## Given exercise
Scan each line of the records for the word "JSON" and extract the ones that have it.

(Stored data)
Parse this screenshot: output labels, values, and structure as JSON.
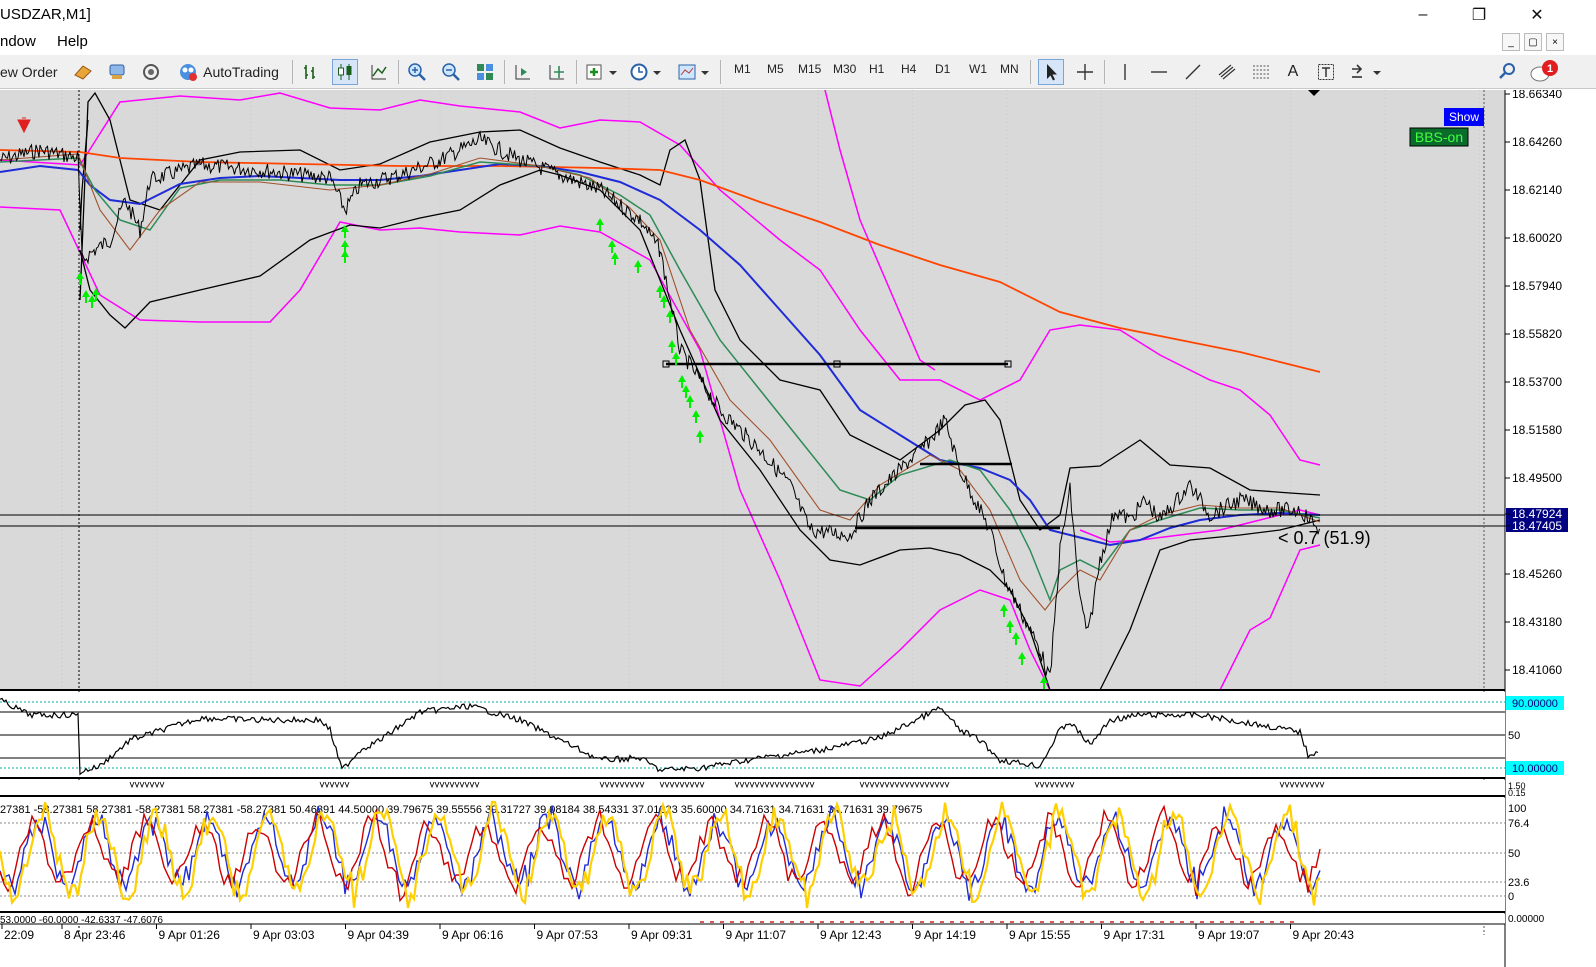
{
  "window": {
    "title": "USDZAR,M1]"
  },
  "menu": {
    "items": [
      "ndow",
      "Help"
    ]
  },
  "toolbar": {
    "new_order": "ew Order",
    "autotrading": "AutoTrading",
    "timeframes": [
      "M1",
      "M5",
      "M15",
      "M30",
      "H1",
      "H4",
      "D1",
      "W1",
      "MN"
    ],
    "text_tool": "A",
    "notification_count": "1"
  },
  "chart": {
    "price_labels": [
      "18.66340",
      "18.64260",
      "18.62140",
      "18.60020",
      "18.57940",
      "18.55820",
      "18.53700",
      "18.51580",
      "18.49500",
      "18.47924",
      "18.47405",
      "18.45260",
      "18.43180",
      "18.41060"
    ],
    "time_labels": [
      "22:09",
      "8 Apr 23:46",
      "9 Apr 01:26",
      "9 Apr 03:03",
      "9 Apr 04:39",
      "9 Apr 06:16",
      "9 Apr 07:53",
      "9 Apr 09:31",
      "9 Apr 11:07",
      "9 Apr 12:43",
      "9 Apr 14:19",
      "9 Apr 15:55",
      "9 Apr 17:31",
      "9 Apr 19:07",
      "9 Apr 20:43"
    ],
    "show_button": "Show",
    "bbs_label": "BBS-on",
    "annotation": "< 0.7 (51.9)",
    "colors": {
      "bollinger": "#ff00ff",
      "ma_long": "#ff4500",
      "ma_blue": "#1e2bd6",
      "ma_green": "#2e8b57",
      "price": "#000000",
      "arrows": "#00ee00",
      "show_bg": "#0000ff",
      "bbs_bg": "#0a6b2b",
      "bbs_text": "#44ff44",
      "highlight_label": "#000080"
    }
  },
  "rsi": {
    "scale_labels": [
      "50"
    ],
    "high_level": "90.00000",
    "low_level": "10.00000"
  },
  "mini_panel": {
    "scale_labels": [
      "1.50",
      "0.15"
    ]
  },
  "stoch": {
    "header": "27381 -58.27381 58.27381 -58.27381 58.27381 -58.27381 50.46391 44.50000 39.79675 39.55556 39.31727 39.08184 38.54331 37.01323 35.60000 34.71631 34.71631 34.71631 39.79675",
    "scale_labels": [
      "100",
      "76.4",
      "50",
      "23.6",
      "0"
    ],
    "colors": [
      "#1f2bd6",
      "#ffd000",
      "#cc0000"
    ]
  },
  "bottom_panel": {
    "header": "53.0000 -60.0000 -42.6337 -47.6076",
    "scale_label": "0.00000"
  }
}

--

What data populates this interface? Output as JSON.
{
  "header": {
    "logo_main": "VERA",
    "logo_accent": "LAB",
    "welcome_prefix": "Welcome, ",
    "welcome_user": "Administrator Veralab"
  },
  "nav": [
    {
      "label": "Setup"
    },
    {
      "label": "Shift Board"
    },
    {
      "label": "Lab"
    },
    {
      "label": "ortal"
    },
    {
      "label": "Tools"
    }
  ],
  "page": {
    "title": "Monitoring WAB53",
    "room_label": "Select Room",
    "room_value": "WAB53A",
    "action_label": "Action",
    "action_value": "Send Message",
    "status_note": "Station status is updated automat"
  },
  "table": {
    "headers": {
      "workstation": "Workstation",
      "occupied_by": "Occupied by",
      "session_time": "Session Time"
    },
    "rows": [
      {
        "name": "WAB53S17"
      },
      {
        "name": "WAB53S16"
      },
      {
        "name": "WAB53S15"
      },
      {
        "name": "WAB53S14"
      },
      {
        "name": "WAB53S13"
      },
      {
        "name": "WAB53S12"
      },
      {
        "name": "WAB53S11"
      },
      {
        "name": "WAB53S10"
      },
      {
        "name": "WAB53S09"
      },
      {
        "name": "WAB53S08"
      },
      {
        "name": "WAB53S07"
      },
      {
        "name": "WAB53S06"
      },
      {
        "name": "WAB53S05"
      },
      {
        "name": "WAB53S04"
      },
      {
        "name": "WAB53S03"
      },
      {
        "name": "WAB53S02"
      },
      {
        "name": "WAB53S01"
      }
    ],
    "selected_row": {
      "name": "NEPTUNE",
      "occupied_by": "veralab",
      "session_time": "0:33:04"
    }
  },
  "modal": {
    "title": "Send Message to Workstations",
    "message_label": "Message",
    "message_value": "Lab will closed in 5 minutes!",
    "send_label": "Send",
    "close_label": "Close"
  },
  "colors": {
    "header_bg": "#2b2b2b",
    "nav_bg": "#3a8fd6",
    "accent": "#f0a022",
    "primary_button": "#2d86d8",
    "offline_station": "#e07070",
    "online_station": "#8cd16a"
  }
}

==

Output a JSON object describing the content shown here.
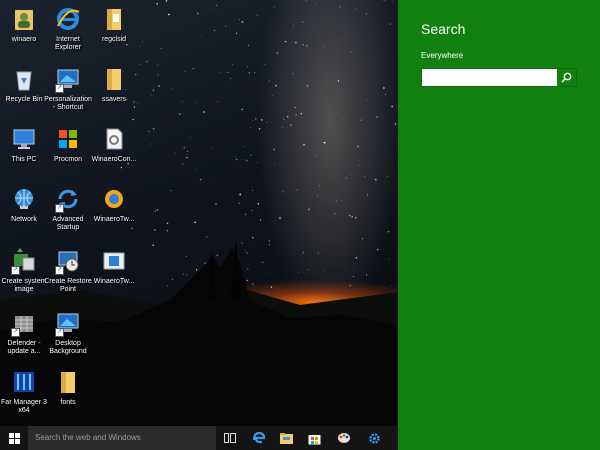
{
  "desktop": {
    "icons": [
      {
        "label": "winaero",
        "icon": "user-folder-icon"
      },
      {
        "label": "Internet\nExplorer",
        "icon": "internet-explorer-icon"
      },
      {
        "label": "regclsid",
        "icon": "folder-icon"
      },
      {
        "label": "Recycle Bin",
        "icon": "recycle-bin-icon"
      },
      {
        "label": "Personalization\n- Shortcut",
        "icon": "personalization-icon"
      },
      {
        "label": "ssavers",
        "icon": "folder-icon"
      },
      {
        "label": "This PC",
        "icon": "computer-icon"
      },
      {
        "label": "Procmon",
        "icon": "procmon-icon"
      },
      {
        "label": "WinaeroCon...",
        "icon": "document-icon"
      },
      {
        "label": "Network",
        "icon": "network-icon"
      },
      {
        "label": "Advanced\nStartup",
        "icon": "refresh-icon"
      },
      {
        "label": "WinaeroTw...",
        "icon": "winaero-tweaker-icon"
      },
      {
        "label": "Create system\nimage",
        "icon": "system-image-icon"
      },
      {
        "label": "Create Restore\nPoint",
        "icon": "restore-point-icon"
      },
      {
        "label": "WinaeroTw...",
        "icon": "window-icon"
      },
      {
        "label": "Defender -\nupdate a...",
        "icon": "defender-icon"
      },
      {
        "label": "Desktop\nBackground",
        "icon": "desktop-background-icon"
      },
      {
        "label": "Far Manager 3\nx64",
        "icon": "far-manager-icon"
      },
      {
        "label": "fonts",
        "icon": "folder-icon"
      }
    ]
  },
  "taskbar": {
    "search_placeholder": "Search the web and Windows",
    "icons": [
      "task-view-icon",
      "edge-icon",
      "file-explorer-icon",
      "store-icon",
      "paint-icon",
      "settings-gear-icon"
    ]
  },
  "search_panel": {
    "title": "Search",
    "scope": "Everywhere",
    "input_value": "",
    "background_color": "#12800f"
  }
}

## Task response
Parse this screenshot: output labels, values, and structure as JSON.
What data populates this interface? Output as JSON.
Output a JSON object describing the content shown here.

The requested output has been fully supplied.